**Selection:**

┌──

Our Gospel reading today recounts what I think may be Jesus’ coolest miracle. (I know, I know…I shouldn’t “grade” the miracles of our Lord. But this one is very cool!) The collectors of the temple tax want to get what’s coming to them from Jesus. So Jesus tells Peter to go out and catch a fish. “Open its mouth and you will find a coin worth twice the temple tax.” Imagine that!

In the first reading today from Deuteronomy 10, Moses asks the people a question. “What does the Lord, your God, ask of you?” He then answers the question, “…but to fear the Lord, your God, and follow his ways exactly, to love and serve the Lord, your God, with all your heart and all your soul, to keep the commandments and statutes of the Lord which I enjoin on you today for your own good.”

└──

**Requirements:**
Could you resume the reflection on the coin-in-the-fish miracle and Moses' question from its last sentence onward?

**Items:**
┌──

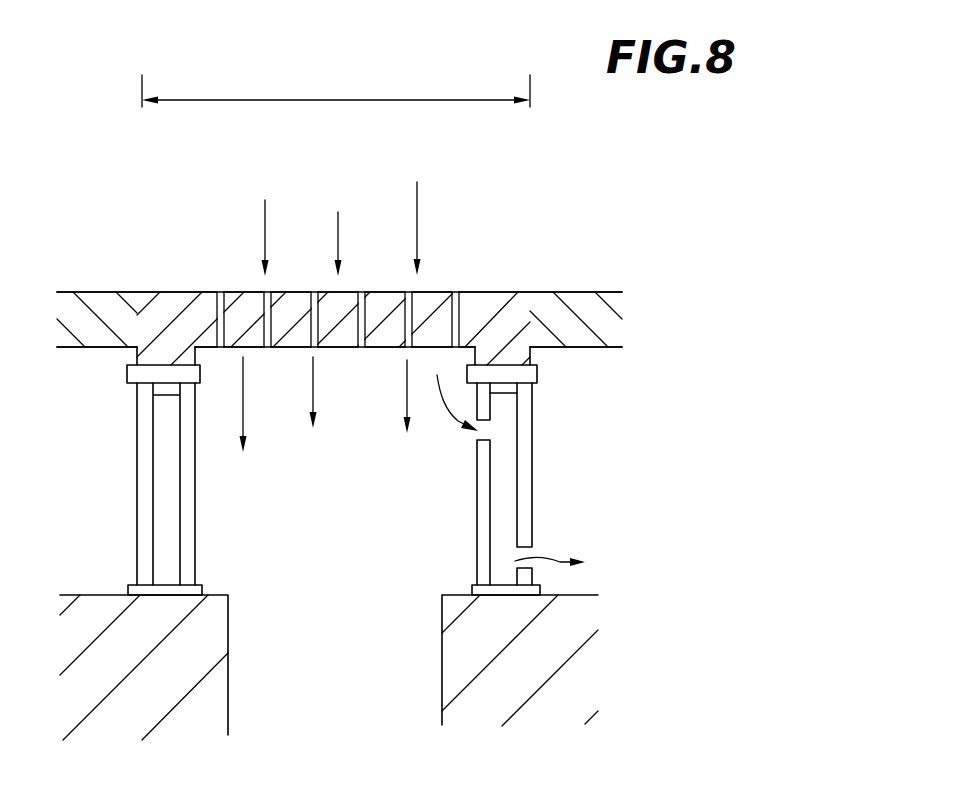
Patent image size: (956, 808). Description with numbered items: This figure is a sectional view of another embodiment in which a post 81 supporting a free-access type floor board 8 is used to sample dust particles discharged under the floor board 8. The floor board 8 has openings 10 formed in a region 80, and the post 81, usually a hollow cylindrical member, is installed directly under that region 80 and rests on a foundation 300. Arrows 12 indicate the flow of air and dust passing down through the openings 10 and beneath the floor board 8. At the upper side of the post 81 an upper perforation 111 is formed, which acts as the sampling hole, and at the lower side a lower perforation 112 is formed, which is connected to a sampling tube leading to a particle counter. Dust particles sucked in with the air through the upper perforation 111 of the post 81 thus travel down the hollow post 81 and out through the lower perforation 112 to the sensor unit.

The floor board 8 is at (348, 293).
The openings 10 is at (223, 293).
The particle flow 12 is at (417, 200).
The regions of the floor board 80 is at (348, 100).
The post 81 is at (608, 480).
The upper perforation 111 is at (465, 435).
The lower perforation 112 is at (515, 562).
The foundation 300 is at (582, 662).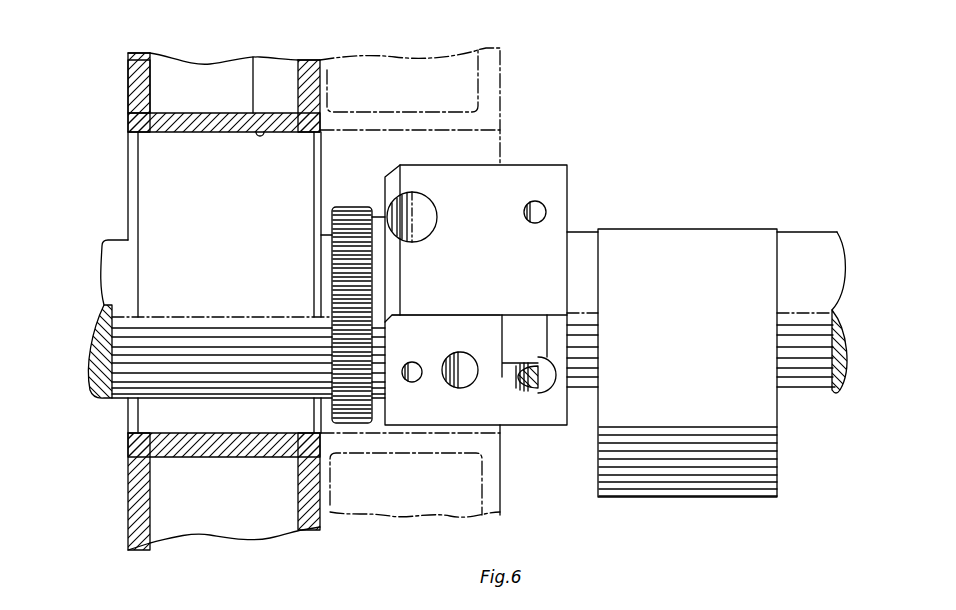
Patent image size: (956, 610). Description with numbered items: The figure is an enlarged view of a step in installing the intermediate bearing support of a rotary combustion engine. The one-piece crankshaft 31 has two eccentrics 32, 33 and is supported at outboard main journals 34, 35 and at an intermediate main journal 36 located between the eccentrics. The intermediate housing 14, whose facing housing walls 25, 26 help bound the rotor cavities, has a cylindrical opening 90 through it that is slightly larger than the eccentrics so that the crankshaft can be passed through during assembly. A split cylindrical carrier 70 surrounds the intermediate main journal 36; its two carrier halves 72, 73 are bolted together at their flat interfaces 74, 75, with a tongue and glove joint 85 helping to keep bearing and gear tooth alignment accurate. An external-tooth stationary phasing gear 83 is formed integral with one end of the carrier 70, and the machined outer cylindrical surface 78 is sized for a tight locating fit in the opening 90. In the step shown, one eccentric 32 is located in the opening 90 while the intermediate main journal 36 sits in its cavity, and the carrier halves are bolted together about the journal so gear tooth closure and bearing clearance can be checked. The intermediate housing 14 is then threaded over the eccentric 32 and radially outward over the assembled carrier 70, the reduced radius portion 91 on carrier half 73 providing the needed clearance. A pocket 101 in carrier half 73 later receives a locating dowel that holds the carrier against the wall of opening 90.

The intermediate housing 14 is at (138, 82).
The housing wall 25 is at (128, 110).
The housing wall 26 is at (320, 92).
The one-piece crankshaft 31 is at (838, 232).
The eccentric 32 is at (160, 225).
The eccentric 33 is at (733, 483).
The main journal 34 is at (116, 278).
The main journal 35 is at (795, 252).
The intermediate main journal 36 is at (584, 390).
The split cylindrical carrier 70 is at (570, 215).
The carrier half 72 is at (567, 183).
The carrier half 73 is at (560, 392).
The flat interface 74 is at (416, 322).
The flat interface 75 is at (466, 307).
The outer cylindrical surface 78 is at (512, 185).
The stationary phasing gear 83 is at (355, 405).
The tongue and glove joint 85 is at (537, 347).
The cylindrical opening 90 is at (253, 62).
The reduced radius portion 91 is at (513, 428).
The pocket 101 is at (465, 354).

└──

**Response:**
If you ask the question “What does God ask of you?”, you’ll probably get as many answers as the number of people you ask. Jesus lets us know. Carry your cross. Follow Jesus. Love your neighbor as yourself. Do unto others. All hard stuff, no? Maybe the better question is Why? Why does God ask these things of us? Moses gives the answer. For your own good. You see, too many people see God as some being that takes some kind of macabre pleasure in making people’s lives miserable. Hardly! God is a loving Father. God always wants what is best for you. Sometimes the things God asks of us are difficult, but always for a reason. It is always for our own good.

Father, thank you for loving us enough to always have our best interest in mind. May we always do your will, for our own good. Amen.